> [What to work on]: Filter for the word "CAVA" and keep each matching line.

Saved data entries:
● ● ●

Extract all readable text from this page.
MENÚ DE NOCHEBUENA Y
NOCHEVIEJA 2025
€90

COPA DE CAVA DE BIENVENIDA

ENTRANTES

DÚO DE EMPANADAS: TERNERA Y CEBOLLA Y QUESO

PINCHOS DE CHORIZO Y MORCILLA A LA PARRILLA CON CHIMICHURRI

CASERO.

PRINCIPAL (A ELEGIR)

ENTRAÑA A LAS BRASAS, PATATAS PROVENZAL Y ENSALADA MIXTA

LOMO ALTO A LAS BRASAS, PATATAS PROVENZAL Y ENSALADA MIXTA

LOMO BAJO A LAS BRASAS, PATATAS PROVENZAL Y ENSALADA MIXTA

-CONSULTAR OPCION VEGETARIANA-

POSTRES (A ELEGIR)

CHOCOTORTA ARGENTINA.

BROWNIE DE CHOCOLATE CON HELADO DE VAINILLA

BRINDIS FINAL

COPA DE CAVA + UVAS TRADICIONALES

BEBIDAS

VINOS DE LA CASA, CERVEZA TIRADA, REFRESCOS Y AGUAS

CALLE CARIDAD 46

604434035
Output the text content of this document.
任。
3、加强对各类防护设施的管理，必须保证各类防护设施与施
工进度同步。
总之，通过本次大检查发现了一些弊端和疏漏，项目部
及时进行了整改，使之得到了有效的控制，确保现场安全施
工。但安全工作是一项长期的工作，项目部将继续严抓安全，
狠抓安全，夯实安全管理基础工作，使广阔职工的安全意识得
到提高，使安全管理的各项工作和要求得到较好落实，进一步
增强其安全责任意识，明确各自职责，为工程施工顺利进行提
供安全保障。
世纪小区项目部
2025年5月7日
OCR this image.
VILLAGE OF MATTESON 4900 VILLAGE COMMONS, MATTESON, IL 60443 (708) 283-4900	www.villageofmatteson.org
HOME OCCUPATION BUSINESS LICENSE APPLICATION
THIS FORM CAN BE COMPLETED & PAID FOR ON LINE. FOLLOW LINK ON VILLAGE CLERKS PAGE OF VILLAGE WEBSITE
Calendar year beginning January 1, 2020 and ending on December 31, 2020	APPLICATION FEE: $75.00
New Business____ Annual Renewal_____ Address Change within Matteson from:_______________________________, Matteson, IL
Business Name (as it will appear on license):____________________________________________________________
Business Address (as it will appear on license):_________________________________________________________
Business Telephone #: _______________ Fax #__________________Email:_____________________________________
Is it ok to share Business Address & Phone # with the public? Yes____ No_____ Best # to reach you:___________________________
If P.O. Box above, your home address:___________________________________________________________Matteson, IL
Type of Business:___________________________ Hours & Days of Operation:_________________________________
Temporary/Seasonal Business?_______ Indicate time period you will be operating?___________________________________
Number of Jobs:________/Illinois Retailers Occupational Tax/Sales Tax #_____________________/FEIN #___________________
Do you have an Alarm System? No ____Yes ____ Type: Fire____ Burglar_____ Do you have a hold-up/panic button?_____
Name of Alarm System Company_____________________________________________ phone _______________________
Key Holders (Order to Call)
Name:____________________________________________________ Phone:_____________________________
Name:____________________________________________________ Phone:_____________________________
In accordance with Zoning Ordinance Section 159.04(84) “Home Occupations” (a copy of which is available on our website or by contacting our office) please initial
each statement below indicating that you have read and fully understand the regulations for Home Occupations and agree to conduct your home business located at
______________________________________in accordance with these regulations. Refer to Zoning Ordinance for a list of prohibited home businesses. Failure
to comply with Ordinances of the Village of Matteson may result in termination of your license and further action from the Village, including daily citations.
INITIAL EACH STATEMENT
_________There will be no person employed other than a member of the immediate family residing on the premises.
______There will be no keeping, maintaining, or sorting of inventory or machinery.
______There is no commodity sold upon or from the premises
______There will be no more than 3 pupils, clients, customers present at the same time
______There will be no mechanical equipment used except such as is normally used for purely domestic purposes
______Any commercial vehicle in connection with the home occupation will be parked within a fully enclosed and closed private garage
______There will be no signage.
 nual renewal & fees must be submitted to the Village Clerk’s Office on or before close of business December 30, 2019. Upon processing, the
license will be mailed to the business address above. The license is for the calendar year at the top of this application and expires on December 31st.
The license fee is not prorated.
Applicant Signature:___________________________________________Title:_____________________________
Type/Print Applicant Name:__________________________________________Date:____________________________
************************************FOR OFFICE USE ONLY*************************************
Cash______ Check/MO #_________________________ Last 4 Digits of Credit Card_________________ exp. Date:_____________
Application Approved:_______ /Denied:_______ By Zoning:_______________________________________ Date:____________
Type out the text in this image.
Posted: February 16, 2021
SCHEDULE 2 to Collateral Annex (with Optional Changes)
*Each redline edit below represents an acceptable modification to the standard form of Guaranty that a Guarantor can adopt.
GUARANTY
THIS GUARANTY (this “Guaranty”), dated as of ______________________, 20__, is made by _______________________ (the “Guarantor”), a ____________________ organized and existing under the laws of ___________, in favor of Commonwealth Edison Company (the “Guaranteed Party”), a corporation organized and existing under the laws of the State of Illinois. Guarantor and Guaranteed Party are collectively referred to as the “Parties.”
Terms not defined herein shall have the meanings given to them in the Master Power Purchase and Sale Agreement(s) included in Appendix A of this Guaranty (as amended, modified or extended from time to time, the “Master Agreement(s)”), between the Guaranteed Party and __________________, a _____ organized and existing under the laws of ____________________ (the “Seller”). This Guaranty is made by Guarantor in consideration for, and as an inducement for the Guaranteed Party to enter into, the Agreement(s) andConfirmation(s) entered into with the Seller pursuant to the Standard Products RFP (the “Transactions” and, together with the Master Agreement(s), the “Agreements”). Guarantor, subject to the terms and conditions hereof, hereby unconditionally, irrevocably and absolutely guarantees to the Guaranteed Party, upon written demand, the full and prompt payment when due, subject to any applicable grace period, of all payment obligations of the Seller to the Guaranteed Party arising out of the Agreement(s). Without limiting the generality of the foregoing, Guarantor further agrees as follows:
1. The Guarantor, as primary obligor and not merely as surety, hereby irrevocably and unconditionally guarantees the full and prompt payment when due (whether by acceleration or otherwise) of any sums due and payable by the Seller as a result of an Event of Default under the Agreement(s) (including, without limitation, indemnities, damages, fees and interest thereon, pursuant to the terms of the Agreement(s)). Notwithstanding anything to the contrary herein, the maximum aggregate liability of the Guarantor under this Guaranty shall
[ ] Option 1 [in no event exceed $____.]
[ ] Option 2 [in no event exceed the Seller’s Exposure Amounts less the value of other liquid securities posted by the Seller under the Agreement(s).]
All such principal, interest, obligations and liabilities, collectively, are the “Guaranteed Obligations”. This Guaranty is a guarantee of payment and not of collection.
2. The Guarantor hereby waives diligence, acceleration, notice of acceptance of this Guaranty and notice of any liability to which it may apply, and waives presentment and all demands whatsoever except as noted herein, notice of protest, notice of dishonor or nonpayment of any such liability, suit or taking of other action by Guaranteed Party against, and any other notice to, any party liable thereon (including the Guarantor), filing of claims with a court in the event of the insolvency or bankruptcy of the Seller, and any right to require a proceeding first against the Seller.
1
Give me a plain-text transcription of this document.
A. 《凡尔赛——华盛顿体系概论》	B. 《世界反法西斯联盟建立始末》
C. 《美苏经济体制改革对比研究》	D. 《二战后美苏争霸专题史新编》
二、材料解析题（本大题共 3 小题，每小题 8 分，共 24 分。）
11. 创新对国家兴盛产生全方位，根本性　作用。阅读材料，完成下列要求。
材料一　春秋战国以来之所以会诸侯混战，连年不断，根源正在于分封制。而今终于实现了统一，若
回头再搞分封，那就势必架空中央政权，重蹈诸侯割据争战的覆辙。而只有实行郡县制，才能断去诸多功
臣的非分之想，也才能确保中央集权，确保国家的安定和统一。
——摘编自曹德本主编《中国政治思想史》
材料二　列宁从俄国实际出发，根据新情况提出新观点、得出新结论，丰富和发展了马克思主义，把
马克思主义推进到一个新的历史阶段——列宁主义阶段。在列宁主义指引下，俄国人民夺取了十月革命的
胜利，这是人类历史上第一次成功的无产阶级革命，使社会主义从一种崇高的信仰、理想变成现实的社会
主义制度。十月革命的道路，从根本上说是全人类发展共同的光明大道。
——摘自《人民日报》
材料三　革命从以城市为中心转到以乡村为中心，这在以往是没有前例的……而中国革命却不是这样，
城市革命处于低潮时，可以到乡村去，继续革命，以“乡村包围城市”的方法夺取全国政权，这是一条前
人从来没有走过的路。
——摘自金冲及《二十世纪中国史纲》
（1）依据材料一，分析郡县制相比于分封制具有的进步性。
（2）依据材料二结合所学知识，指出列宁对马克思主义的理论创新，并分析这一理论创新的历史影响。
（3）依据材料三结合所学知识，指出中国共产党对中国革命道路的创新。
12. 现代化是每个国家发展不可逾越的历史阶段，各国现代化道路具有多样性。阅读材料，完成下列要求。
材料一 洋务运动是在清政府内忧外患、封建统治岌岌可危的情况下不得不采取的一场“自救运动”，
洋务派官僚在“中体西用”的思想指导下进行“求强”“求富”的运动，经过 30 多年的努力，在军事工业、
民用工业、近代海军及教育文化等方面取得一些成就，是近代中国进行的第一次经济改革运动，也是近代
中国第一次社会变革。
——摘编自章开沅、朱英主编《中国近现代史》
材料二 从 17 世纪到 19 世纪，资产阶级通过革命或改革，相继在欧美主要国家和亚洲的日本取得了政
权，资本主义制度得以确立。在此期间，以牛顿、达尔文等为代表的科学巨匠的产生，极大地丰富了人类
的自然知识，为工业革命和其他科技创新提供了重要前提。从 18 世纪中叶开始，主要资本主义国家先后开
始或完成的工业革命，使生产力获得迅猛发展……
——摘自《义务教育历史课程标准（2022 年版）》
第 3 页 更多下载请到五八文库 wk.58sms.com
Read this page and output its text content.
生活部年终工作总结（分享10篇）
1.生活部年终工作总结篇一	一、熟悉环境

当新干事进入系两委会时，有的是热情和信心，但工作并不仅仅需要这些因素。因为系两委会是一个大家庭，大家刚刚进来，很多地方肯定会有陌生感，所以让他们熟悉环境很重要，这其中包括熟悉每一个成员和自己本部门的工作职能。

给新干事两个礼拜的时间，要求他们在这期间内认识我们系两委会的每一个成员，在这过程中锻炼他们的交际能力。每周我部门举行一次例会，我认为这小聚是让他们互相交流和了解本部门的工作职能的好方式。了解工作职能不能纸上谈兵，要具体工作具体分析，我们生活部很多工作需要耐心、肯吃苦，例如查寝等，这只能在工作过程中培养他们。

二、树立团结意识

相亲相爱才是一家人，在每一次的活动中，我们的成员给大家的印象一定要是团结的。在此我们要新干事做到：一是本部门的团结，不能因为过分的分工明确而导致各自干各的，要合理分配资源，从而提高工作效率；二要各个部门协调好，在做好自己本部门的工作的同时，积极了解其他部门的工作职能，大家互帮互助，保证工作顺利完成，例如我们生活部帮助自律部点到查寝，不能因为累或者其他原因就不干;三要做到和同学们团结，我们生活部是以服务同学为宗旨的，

● ● ●

> [Answer to the task]:
COPA DE CAVA DE BIENVENIDA
COPA DE CAVA + UVAS TRADICIONALES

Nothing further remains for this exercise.